§ **The exercise**:
Tell how many lines contain the word "Rian". Reply with the number only.

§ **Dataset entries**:

────

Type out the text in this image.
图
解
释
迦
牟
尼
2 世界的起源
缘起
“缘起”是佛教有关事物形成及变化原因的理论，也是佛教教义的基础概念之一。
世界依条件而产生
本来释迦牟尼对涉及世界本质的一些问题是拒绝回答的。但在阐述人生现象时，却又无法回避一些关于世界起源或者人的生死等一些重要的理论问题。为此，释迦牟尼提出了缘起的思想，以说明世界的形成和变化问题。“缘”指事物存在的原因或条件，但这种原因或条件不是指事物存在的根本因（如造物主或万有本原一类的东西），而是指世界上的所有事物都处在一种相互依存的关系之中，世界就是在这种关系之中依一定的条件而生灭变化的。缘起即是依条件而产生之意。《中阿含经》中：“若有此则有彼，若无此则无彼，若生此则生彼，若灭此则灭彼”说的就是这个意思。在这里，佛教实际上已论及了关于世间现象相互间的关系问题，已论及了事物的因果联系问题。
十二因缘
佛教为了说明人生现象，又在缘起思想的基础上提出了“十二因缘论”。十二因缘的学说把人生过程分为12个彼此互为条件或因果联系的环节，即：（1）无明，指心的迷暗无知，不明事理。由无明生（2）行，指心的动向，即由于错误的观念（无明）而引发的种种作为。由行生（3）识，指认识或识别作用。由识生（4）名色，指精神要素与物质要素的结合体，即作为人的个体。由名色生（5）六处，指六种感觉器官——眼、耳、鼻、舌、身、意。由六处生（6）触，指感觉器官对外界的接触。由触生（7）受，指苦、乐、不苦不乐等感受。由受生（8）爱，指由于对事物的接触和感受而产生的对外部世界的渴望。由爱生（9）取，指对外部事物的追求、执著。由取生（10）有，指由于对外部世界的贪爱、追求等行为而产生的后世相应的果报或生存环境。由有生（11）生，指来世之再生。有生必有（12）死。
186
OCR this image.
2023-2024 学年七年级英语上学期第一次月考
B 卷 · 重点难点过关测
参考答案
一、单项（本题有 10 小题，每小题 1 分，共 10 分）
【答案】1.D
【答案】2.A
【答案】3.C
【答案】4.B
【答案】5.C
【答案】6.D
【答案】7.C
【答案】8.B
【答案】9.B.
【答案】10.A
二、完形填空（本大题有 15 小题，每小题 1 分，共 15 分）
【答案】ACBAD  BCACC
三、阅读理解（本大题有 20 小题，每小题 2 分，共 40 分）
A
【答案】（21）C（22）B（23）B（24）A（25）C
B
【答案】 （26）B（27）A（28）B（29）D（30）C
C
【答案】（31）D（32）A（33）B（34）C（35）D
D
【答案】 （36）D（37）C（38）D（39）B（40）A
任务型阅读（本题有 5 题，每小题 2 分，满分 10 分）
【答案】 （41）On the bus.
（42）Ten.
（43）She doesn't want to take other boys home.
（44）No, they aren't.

────

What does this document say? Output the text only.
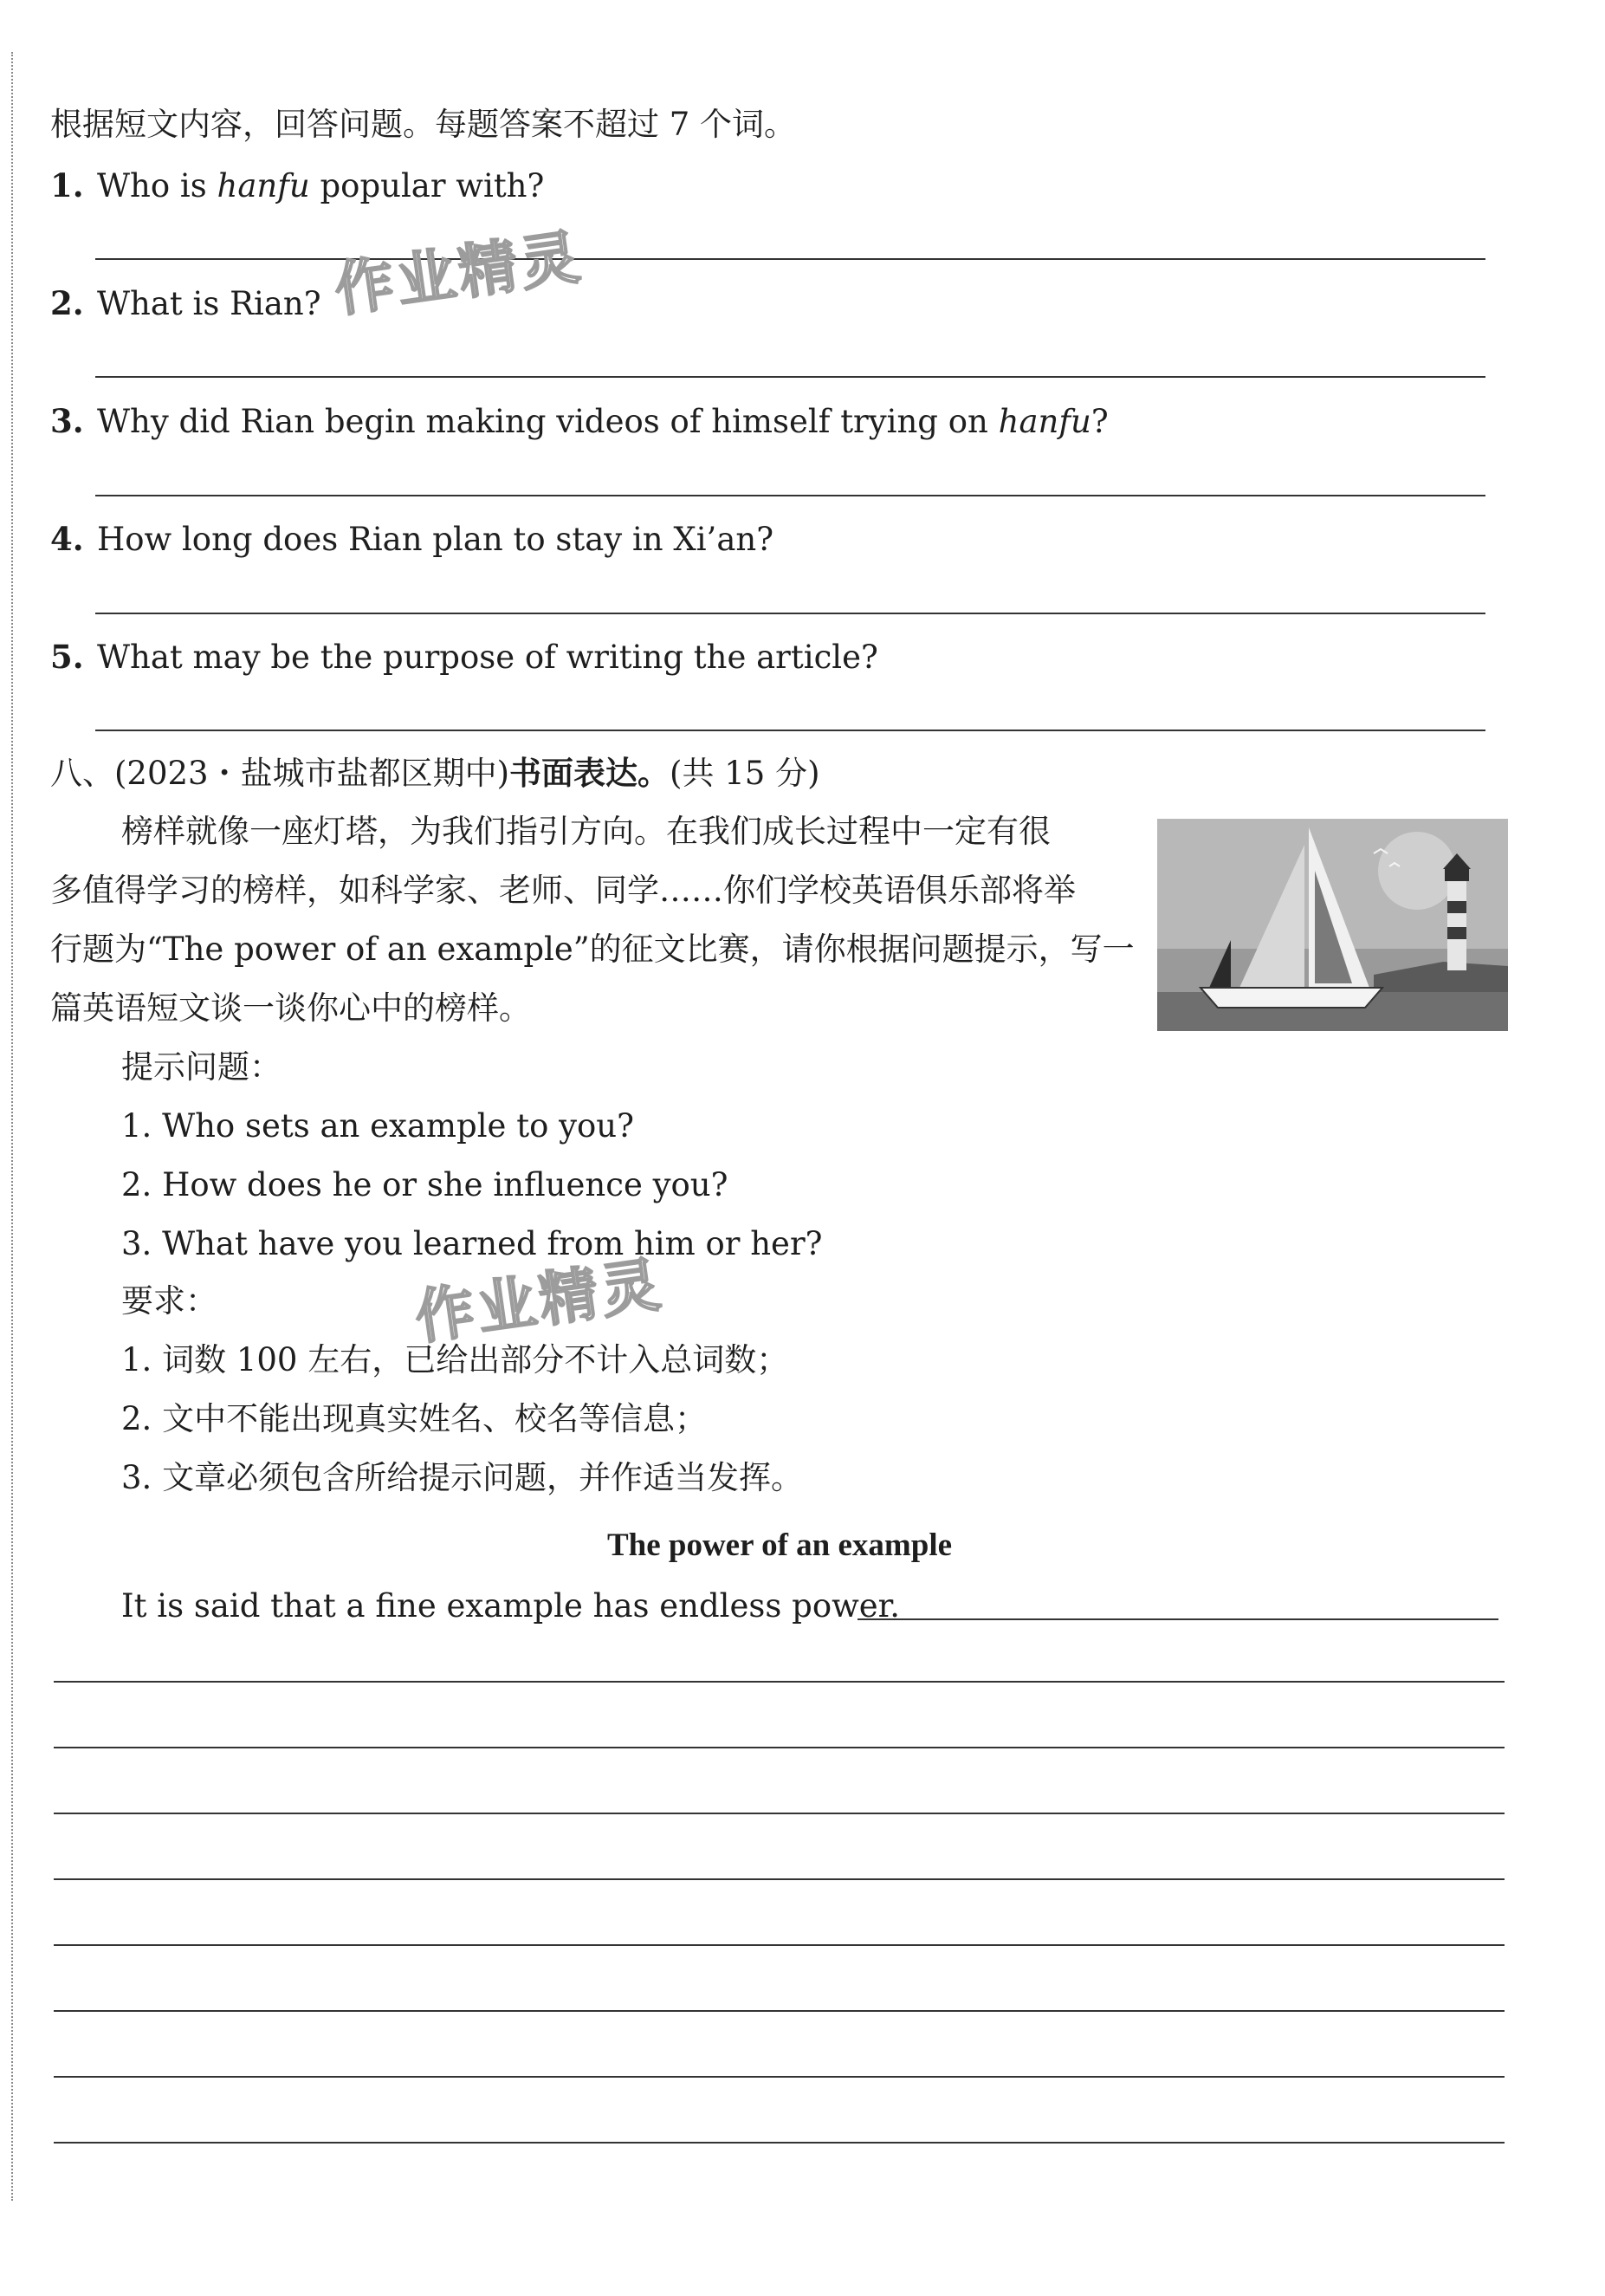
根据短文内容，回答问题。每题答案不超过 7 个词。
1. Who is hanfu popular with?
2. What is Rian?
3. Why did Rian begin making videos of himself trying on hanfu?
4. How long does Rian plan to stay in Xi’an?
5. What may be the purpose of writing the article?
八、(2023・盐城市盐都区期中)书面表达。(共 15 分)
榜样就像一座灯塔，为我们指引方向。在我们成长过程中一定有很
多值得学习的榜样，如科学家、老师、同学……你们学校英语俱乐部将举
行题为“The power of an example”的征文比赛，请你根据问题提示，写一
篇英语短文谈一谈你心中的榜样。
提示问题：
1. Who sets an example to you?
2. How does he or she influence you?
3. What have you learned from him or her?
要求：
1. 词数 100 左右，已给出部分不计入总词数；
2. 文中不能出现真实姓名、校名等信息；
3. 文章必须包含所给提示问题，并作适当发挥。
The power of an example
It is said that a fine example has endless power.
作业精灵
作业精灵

────

§ **Result of the task**:
3